═══ Input for this task ═══

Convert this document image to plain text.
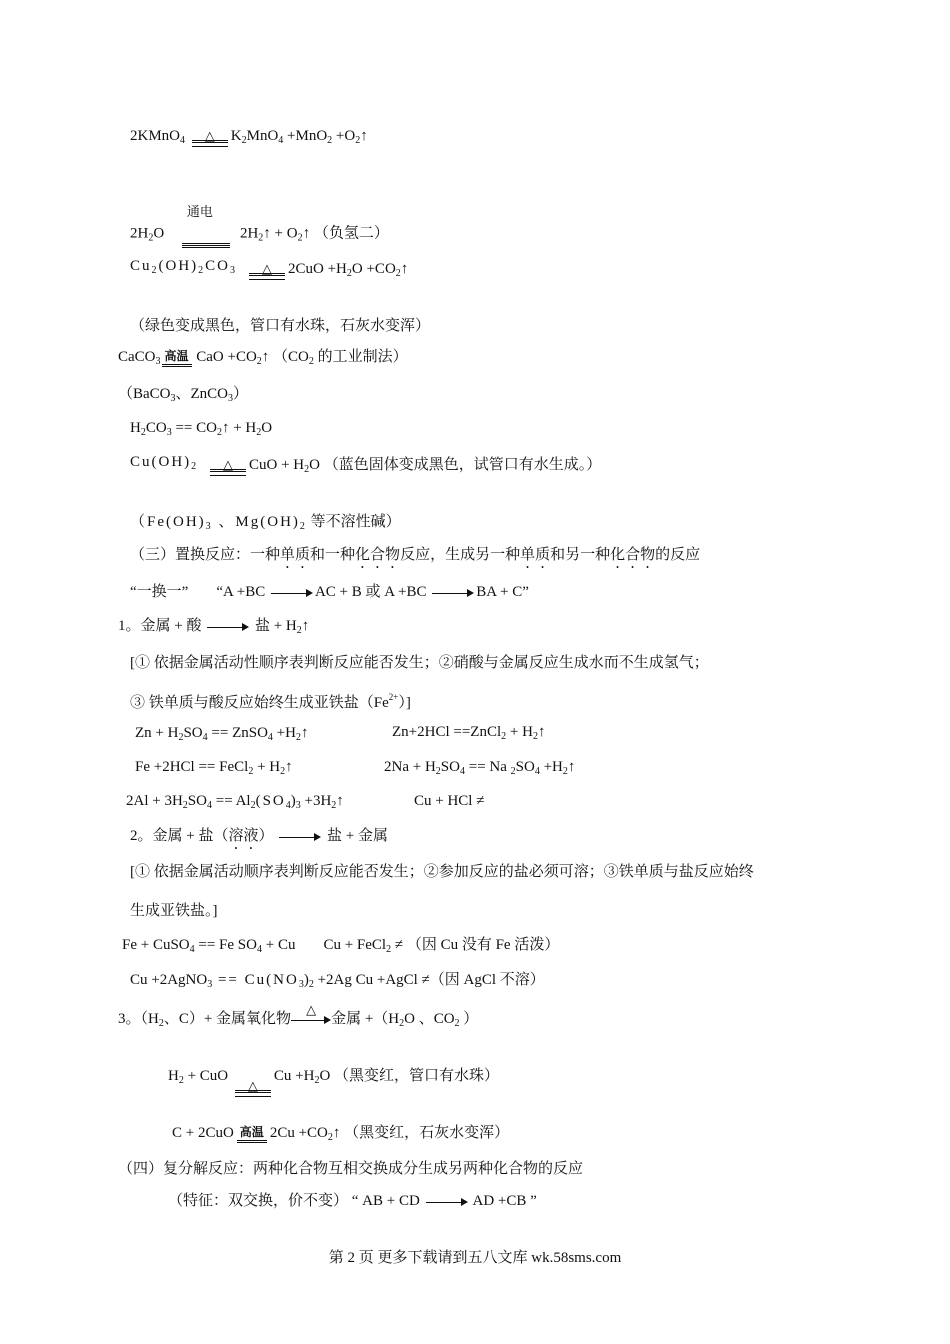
2KMnO$_4$	△	$K_2MnO_4 +MnO_2$ $+O_2↑$
$2H_2O$
通电
$2H_2↑$ + $O_2↑$ （负氢二）
$Cu_2(OH)_2CO_3$	△	$2CuO +H_2O$ $+CO_2↑$
（绿色变成黑色，管口有水珠，石灰水变浑）
CaCO$_3$ 高温 CaO $+CO_2↑$ （$CO_2$ 的工业制法）
（BaCO$_3$、ZnCO$_3$）
$H_2CO_3$ == $CO_2↑ + H_2O$
$Cu(OH)_2$	△	CuO + $H_2O$ （蓝色固体变成黑色，试管口有水生成。）
（$Fe(OH)_3$ 、$Mg(OH)_2$ 等不溶性碱）
（三）置换反应：一种单质和一种化合物反应，生成另一种单质和另一种化合物的反应
“一换一” “A +BC	AC + B 或 A +BC	BA + C”
1。金属 + 酸	盐 + $H_2↑$
[① 依据金属活动性顺序表判断反应能否发生；②硝酸与金属反应生成水而不生成氢气；
③ 铁单质与酸反应始终生成亚铁盐$(Fe^{2+})$]
$Zn + H_2SO_4$ == ZnSO$_4$ $+H_2↑$	Zn+2HCl ==ZnCl$_2$ + $H_2↑$
Fe +2HCl == FeCl$_2$ + $H_2↑$	$2Na + H_2SO_4 == Na$ $_2SO_4$ $+H_2↑$
$2Al + 3H_2SO_4 == Al_2(SO_4)_3$ $+3H_2↑$	Cu + HCl ≠
2。金属 + 盐（溶液）	盐 + 金属
[① 依据金属活动顺序表判断反应能否发生；②参加反应的盐必须可溶；③铁单质与盐反应始终
生成亚铁盐。]
Fe + CuSO$_4$ == Fe $SO_4 + Cu$ Cu + FeCl$_2$ ≠ （因 Cu 没有 Fe 活泼）
Cu +2AgNO$_3$ == $Cu(NO_3)_2 +2Ag$ Cu +AgCl ≠（因 AgCl 不溶）
3。（$H_2$、C）+ 金属氧化物
△
金属 $+(H_2O$ 、$CO_2$ ）
$H_2$ + CuO
△
$Cu +H_2O$ （黑变红，管口有水珠）
C + 2CuO 高温 $2Cu +CO_2↑$ （黑变红，石灰水变浑）
（四）复分解反应：两种化合物互相交换成分生成另两种化合物的反应
（特征：双交换，价不变） “ AB + CD	AD +CB ”
第 2 页 更多下载请到五八文库 wk.58sms.com
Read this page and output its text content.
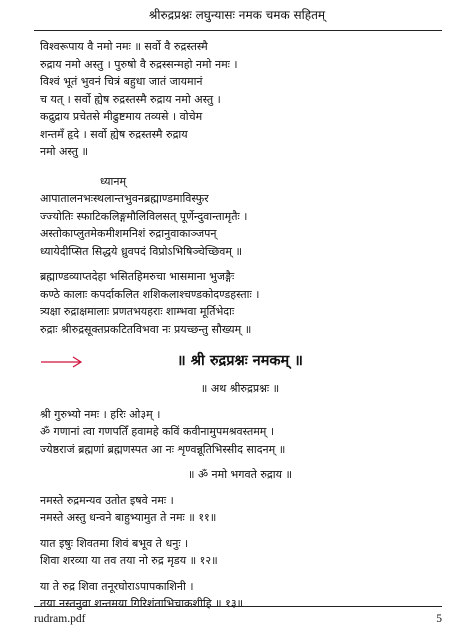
श्रीरुद्रप्रश्नः लघुन्यासः नमक चमक सहितम्
विश्वरूपाय वै नमो नमः ॥ सर्वो वै रुद्रस्तस्मै
रुद्राय नमो अस्तु । पुरुषो वै रुद्रस्सन्महो नमो नमः ।
विश्वं भूतं भुवनं चित्रं बहुधा जातं जायमानं
च यत् । सर्वो ह्येष रुद्रस्तस्मै रुद्राय नमो अस्तु ।
कद्रुद्राय प्रचेतसे मीढुष्टमाय तव्यसे । वोचेम
शन्तम हृदे । सर्वो ह्येष रुद्रस्तस्मै रुद्राय
नमो अस्तु ॥
ध्यानम्
आपातालनभःस्थलान्तभुवनब्रह्माण्डमाविस्फुर
ज्ज्योतिः स्फाटिकलिङ्गमौलिविलसत् पूर्णेन्दुवान्तामृतैः ।
अस्तोकाप्लुतमेकमीशमनिशं रुद्रानुवाकाञ्जपन्
ध्यायेदीप्सित सिद्धये ध्रुवपदं विप्रोऽभिषिञ्चेच्छिवम् ॥
ब्रह्माण्डव्याप्तदेहा भसितहिमरुचा भासमाना भुजङ्गैः
कण्ठे कालाः कपर्दाकलित शशिकलाश्चण्डकोदण्डहस्ताः ।
त्र्यक्षा रुद्राक्षमालाः प्रणतभयहराः शाम्भवा मूर्तिभेदाः
रुद्राः श्रीरुद्रसूक्तप्रकटितविभवा नः प्रयच्छन्तु सौख्यम् ॥
॥ श्री रुद्रप्रश्नः नमकम् ॥
॥ अथ श्रीरुद्रप्रश्नः ॥
श्री गुरुभ्यो नमः । हरिः ओ३म् ।
ॐ गणानां त्वा गणपति हवामहे कविं कवीनामुपमश्रवस्तमम् ।
ज्येष्ठराजं ब्रह्मणां ब्रह्मणस्पत आ नः शृण्वन्नूतिभिस्सीद सादनम् ॥
॥ ॐ नमो भगवते रुद्राय ॥
नमस्ते रुद्रमन्यव उतोत इषवे नमः ।
नमस्ते अस्तु धन्वने बाहुभ्यामुत ते नमः ॥ ११॥
यात इषुः शिवतमा शिवं बभूव ते धनुः ।
शिवा शरव्या या तव तया नो रुद्र मृडय ॥ १२॥
या ते रुद्र शिवा तनूरघोराऽपापकाशिनी ।
तया नस्तनुवा शन्तमया गिरिशंताभिचाकशीहि ॥ १३॥
rudram.pdf	5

═══

**Brief:** Reproduce the listing exactly. Leave its pictures out.

**Output of the task:**
Convert this document image to plain text.
2KMnO$_4$	△	$K_2MnO_4 +MnO_2$ $+O_2↑$
$2H_2O$
通电
$2H_2↑$ + $O_2↑$ （负氢二）
$Cu_2(OH)_2CO_3$	△	$2CuO +H_2O$ $+CO_2↑$
（绿色变成黑色，管口有水珠，石灰水变浑）
CaCO$_3$ 高温 CaO $+CO_2↑$ （$CO_2$ 的工业制法）
（BaCO$_3$、ZnCO$_3$）
$H_2CO_3$ == $CO_2↑ + H_2O$
$Cu(OH)_2$	△	CuO + $H_2O$ （蓝色固体变成黑色，试管口有水生成。）
（$Fe(OH)_3$ 、$Mg(OH)_2$ 等不溶性碱）
（三）置换反应：一种单质和一种化合物反应，生成另一种单质和另一种化合物的反应
“一换一” “A +BC	AC + B 或 A +BC	BA + C”
1。金属 + 酸	盐 + $H_2↑$
[① 依据金属活动性顺序表判断反应能否发生；②硝酸与金属反应生成水而不生成氢气；
③ 铁单质与酸反应始终生成亚铁盐$(Fe^{2+})$]
$Zn + H_2SO_4$ == ZnSO$_4$ $+H_2↑$	Zn+2HCl ==ZnCl$_2$ + $H_2↑$
Fe +2HCl == FeCl$_2$ + $H_2↑$	$2Na + H_2SO_4 == Na$ $_2SO_4$ $+H_2↑$
$2Al + 3H_2SO_4 == Al_2(SO_4)_3$ $+3H_2↑$	Cu + HCl ≠
2。金属 + 盐（溶液）	盐 + 金属
[① 依据金属活动顺序表判断反应能否发生；②参加反应的盐必须可溶；③铁单质与盐反应始终
生成亚铁盐。]
Fe + CuSO$_4$ == Fe $SO_4 + Cu$ Cu + FeCl$_2$ ≠ （因 Cu 没有 Fe 活泼）
Cu +2AgNO$_3$ == $Cu(NO_3)_2 +2Ag$ Cu +AgCl ≠（因 AgCl 不溶）
3。（$H_2$、C）+ 金属氧化物
△
金属 $+(H_2O$ 、$CO_2$ ）
$H_2$ + CuO
△
$Cu +H_2O$ （黑变红，管口有水珠）
C + 2CuO 高温 $2Cu +CO_2↑$ （黑变红，石灰水变浑）
（四）复分解反应：两种化合物互相交换成分生成另两种化合物的反应
（特征：双交换，价不变） “ AB + CD	AD +CB ”
第 2 页 更多下载请到五八文库 wk.58sms.com
Read this page and output its text content.
श्रीरुद्रप्रश्नः लघुन्यासः नमक चमक सहितम्
विश्वरूपाय वै नमो नमः ॥ सर्वो वै रुद्रस्तस्मै
रुद्राय नमो अस्तु । पुरुषो वै रुद्रस्सन्महो नमो नमः ।
विश्वं भूतं भुवनं चित्रं बहुधा जातं जायमानं
च यत् । सर्वो ह्येष रुद्रस्तस्मै रुद्राय नमो अस्तु ।
कद्रुद्राय प्रचेतसे मीढुष्टमाय तव्यसे । वोचेम
शन्तम हृदे । सर्वो ह्येष रुद्रस्तस्मै रुद्राय
नमो अस्तु ॥
ध्यानम्
आपातालनभःस्थलान्तभुवनब्रह्माण्डमाविस्फुर
ज्ज्योतिः स्फाटिकलिङ्गमौलिविलसत् पूर्णेन्दुवान्तामृतैः ।
अस्तोकाप्लुतमेकमीशमनिशं रुद्रानुवाकाञ्जपन्
ध्यायेदीप्सित सिद्धये ध्रुवपदं विप्रोऽभिषिञ्चेच्छिवम् ॥
ब्रह्माण्डव्याप्तदेहा भसितहिमरुचा भासमाना भुजङ्गैः
कण्ठे कालाः कपर्दाकलित शशिकलाश्चण्डकोदण्डहस्ताः ।
त्र्यक्षा रुद्राक्षमालाः प्रणतभयहराः शाम्भवा मूर्तिभेदाः
रुद्राः श्रीरुद्रसूक्तप्रकटितविभवा नः प्रयच्छन्तु सौख्यम् ॥
॥ श्री रुद्रप्रश्नः नमकम् ॥
॥ अथ श्रीरुद्रप्रश्नः ॥
श्री गुरुभ्यो नमः । हरिः ओ३म् ।
ॐ गणानां त्वा गणपति हवामहे कविं कवीनामुपमश्रवस्तमम् ।
ज्येष्ठराजं ब्रह्मणां ब्रह्मणस्पत आ नः शृण्वन्नूतिभिस्सीद सादनम् ॥
॥ ॐ नमो भगवते रुद्राय ॥
नमस्ते रुद्रमन्यव उतोत इषवे नमः ।
नमस्ते अस्तु धन्वने बाहुभ्यामुत ते नमः ॥ ११॥
यात इषुः शिवतमा शिवं बभूव ते धनुः ।
शिवा शरव्या या तव तया नो रुद्र मृडय ॥ १२॥
या ते रुद्र शिवा तनूरघोराऽपापकाशिनी ।
तया नस्तनुवा शन्तमया गिरिशंताभिचाकशीहि ॥ १३॥
rudram.pdf	5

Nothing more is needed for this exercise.